** BEGIN ENTRIES PROVIDED **

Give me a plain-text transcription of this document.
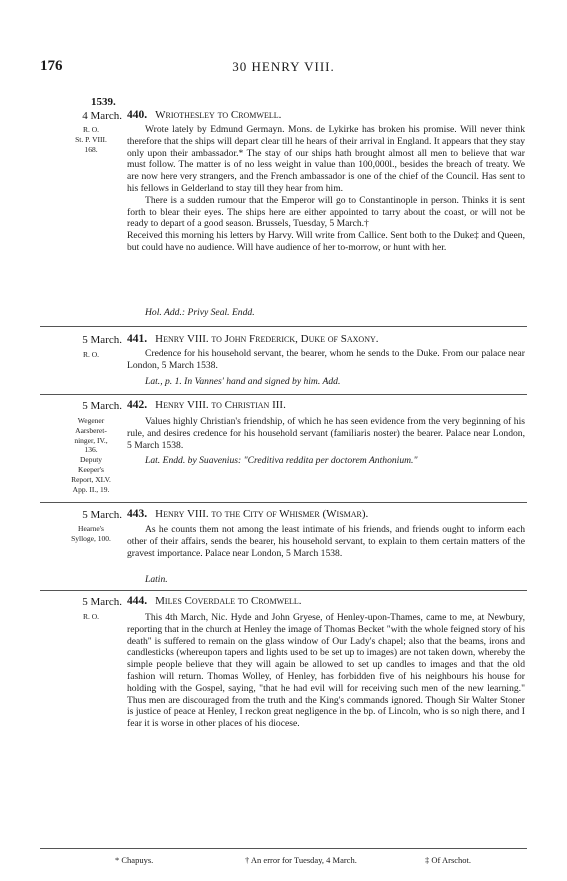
176	30 HENRY VIII.
1539.
4 March.
R. O.
St. P. VIII.
168.
440. Wriothesley to Cromwell.

Wrote lately by Edmund Germayn. Mons. de Lykirke has broken his promise. Will never think therefore that the ships will depart clear till he hears of their arrival in England. It appears that they stay only upon their ambassador.* The stay of our ships hath brought almost all men to believe that war must follow. The matter is of no less weight in value than 100,000l., besides the breach of treaty. We are now here very strangers, and the French ambassador is one of the chief of the Council. Has sent to his fellows in Gelderland to stay till they hear from him.

There is a sudden rumour that the Emperor will go to Constantinople in person. Thinks it is sent forth to blear their eyes. The ships here are either appointed to tarry about the coast, or will not be ready to depart of a good season. Brussels, Tuesday, 5 March.†

Received this morning his letters by Harvy. Will write from Callice. Sent both to the Duke‡ and Queen, but could have no audience. Will have audience of her to-morrow, or hunt with her.

Hol. Add.: Privy Seal. Endd.
5 March.
R. O.
441. Henry VIII. to John Frederick, Duke of Saxony.

Credence for his household servant, the bearer, whom he sends to the Duke. From our palace near London, 5 March 1538.

Lat., p. 1. In Vannes' hand and signed by him. Add.
5 March.
Wegener
Aarsberet-
ninger, IV.,
136.
Deputy
Keeper's
Report, XLV.
App. II., 19.
442. Henry VIII. to Christian III.

Values highly Christian's friendship, of which he has seen evidence from the very beginning of his rule, and desires credence for his household servant (familiaris noster) the bearer. Palace near London, 5 March 1538.

Lat. Endd. by Suavenius: "Creditiva reddita per doctorem Anthonium."
5 March.
Hearne's
Sylloge, 100.
443. Henry VIII. to the City of Whismer (Wismar).

As he counts them not among the least intimate of his friends, and friends ought to inform each other of their affairs, sends the bearer, his household servant, to explain to them certain matters of the gravest importance. Palace near London, 5 March 1538.

Latin.
5 March.
R. O.
444. Miles Coverdale to Cromwell.

This 4th March, Nic. Hyde and John Gryese, of Henley-upon-Thames, came to me, at Newbury, reporting that in the church at Henley the image of Thomas Becket "with the whole feigned story of his death" is suffered to remain on the glass window of Our Lady's chapel; also that the beams, irons and candlesticks (whereupon tapers and lights used to be set up to images) are not taken down, whereby the simple people believe that they will again be allowed to set up candles to images and that the old fashion will return. Thomas Wolley, of Henley, has forbidden five of his neighbours his house for holding with the Gospel, saying, "that he had evil will for receiving such men of the new learning." Thus men are discouraged from the truth and the King's commands ignored. Though Sir Walter Stoner is justice of peace at Henley, I reckon great negligence in the bp. of Lincoln, who is so nigh there, and I fear it is worse in other places of his diocese.

* Chapuys.	† An error for Tuesday, 4 March.	‡ Of Arschot.
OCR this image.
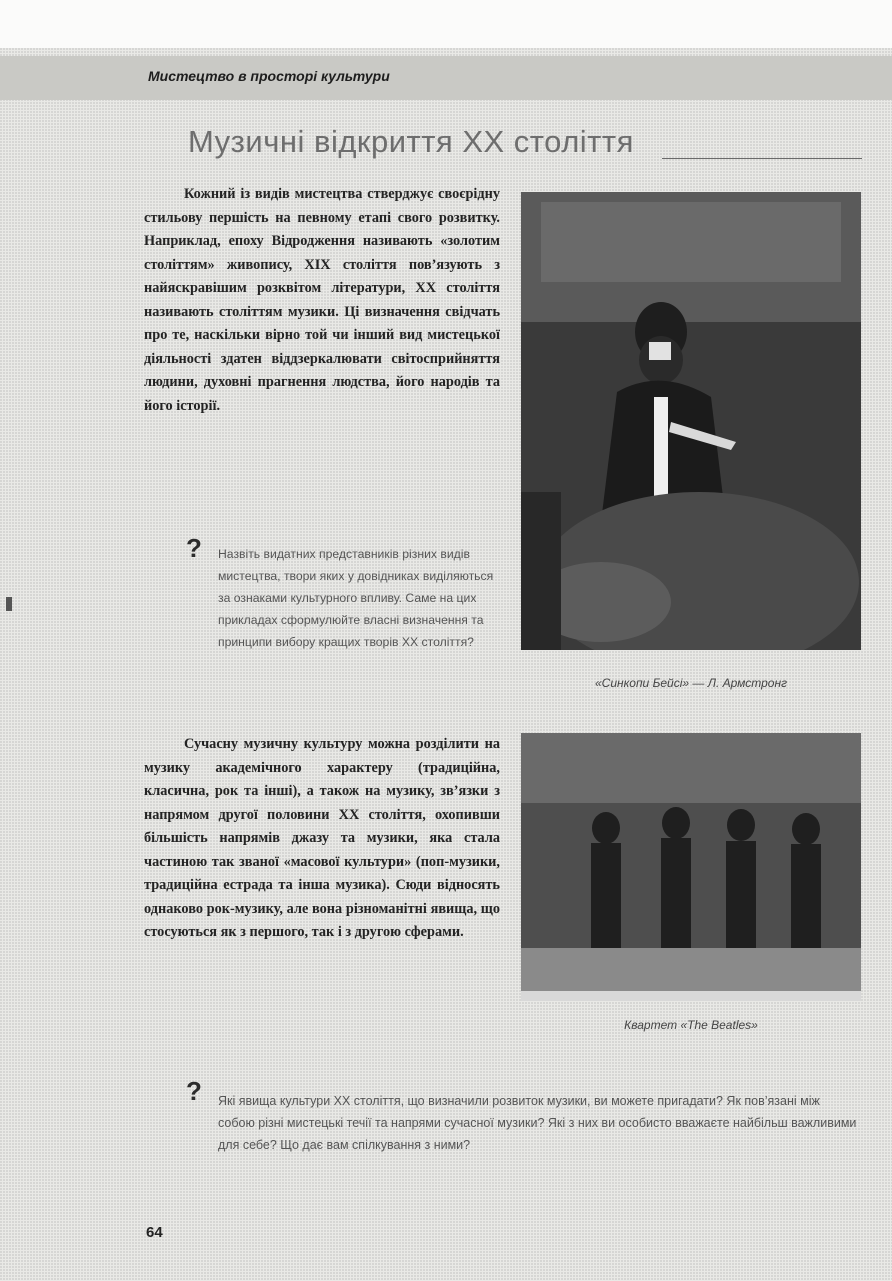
Мистецтво в просторі культури

Музичні відкриття XX століття

Кожний із видів мистецтва стверджує своєрідну стильову першість на певному етапі свого розвитку. Наприклад, епоху Відродження називають «золотим століттям» живопису, XIX століття пов’язують з найяскравішим розквітом літератури, XX століття називають століттям музики. Ці визначення свідчать про те, наскільки вірно той чи інший вид мистецької діяльності здатен віддзеркалювати світосприйняття людини, духовні прагнення людства, його народів та його історії.

? Назвіть видатних представників різних видів мистецтва, твори яких у довідниках виділяються за ознаками культурного впливу. Саме на цих прикладах сформулюйте власні визначення та принципи вибору кращих творів XX століття?

«Синкопи Бейсі» — Л. Армстронг

Сучасну музичну культуру можна розділити на музику академічного характеру (традиційна, класична, рок та інші), а також на музику, зв’язки з напрямом другої половини XX століття, охопивши більшість напрямів джазу та музики, яка стала частиною так званої «масової культури» (поп-музики, традиційна естрада та інша музика). Сюди відносять однаково рок-музику, але вона різноманітні явища, що стосуються як з першого, так і з другою сферами.

Квартет «The Beatles»

? Які явища культури XX століття, що визначили розвиток музики, ви можете пригадати? Як пов’язані між собою різні мистецькі течії та напрями сучасної музики? Які з них ви особисто вважаєте найбільш важливими для себе? Що дає вам спілкування з ними?

64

** END ENTRIES PROVIDED **

PROBLEM TO SOLVE.
Please set down each line of the data above exactly as written, without the pictures.

ANSWER TO THIS EXERCISE.
Give me a plain-text transcription of this document.
176	30 HENRY VIII.
1539.
4 March.
R. O.
St. P. VIII.
168.
440. Wriothesley to Cromwell.

Wrote lately by Edmund Germayn. Mons. de Lykirke has broken his promise. Will never think therefore that the ships will depart clear till he hears of their arrival in England. It appears that they stay only upon their ambassador.* The stay of our ships hath brought almost all men to believe that war must follow. The matter is of no less weight in value than 100,000l., besides the breach of treaty. We are now here very strangers, and the French ambassador is one of the chief of the Council. Has sent to his fellows in Gelderland to stay till they hear from him.

There is a sudden rumour that the Emperor will go to Constantinople in person. Thinks it is sent forth to blear their eyes. The ships here are either appointed to tarry about the coast, or will not be ready to depart of a good season. Brussels, Tuesday, 5 March.†

Received this morning his letters by Harvy. Will write from Callice. Sent both to the Duke‡ and Queen, but could have no audience. Will have audience of her to-morrow, or hunt with her.

Hol. Add.: Privy Seal. Endd.
5 March.
R. O.
441. Henry VIII. to John Frederick, Duke of Saxony.

Credence for his household servant, the bearer, whom he sends to the Duke. From our palace near London, 5 March 1538.

Lat., p. 1. In Vannes' hand and signed by him. Add.
5 March.
Wegener
Aarsberet-
ninger, IV.,
136.
Deputy
Keeper's
Report, XLV.
App. II., 19.
442. Henry VIII. to Christian III.

Values highly Christian's friendship, of which he has seen evidence from the very beginning of his rule, and desires credence for his household servant (familiaris noster) the bearer. Palace near London, 5 March 1538.

Lat. Endd. by Suavenius: "Creditiva reddita per doctorem Anthonium."
5 March.
Hearne's
Sylloge, 100.
443. Henry VIII. to the City of Whismer (Wismar).

As he counts them not among the least intimate of his friends, and friends ought to inform each other of their affairs, sends the bearer, his household servant, to explain to them certain matters of the gravest importance. Palace near London, 5 March 1538.

Latin.
5 March.
R. O.
444. Miles Coverdale to Cromwell.

This 4th March, Nic. Hyde and John Gryese, of Henley-upon-Thames, came to me, at Newbury, reporting that in the church at Henley the image of Thomas Becket "with the whole feigned story of his death" is suffered to remain on the glass window of Our Lady's chapel; also that the beams, irons and candlesticks (whereupon tapers and lights used to be set up to images) are not taken down, whereby the simple people believe that they will again be allowed to set up candles to images and that the old fashion will return. Thomas Wolley, of Henley, has forbidden five of his neighbours his house for holding with the Gospel, saying, "that he had evil will for receiving such men of the new learning." Thus men are discouraged from the truth and the King's commands ignored. Though Sir Walter Stoner is justice of peace at Henley, I reckon great negligence in the bp. of Lincoln, who is so nigh there, and I fear it is worse in other places of his diocese.

* Chapuys.	† An error for Tuesday, 4 March.	‡ Of Arschot.
OCR this image.
Мистецтво в просторі культури

Музичні відкриття XX століття

Кожний із видів мистецтва стверджує своєрідну стильову першість на певному етапі свого розвитку. Наприклад, епоху Відродження називають «золотим століттям» живопису, XIX століття пов’язують з найяскравішим розквітом літератури, XX століття називають століттям музики. Ці визначення свідчать про те, наскільки вірно той чи інший вид мистецької діяльності здатен віддзеркалювати світосприйняття людини, духовні прагнення людства, його народів та його історії.

? Назвіть видатних представників різних видів мистецтва, твори яких у довідниках виділяються за ознаками культурного впливу. Саме на цих прикладах сформулюйте власні визначення та принципи вибору кращих творів XX століття?

«Синкопи Бейсі» — Л. Армстронг

Сучасну музичну культуру можна розділити на музику академічного характеру (традиційна, класична, рок та інші), а також на музику, зв’язки з напрямом другої половини XX століття, охопивши більшість напрямів джазу та музики, яка стала частиною так званої «масової культури» (поп-музики, традиційна естрада та інша музика). Сюди відносять однаково рок-музику, але вона різноманітні явища, що стосуються як з першого, так і з другою сферами.

Квартет «The Beatles»

? Які явища культури XX століття, що визначили розвиток музики, ви можете пригадати? Як пов’язані між собою різні мистецькі течії та напрями сучасної музики? Які з них ви особисто вважаєте найбільш важливими для себе? Що дає вам спілкування з ними?

64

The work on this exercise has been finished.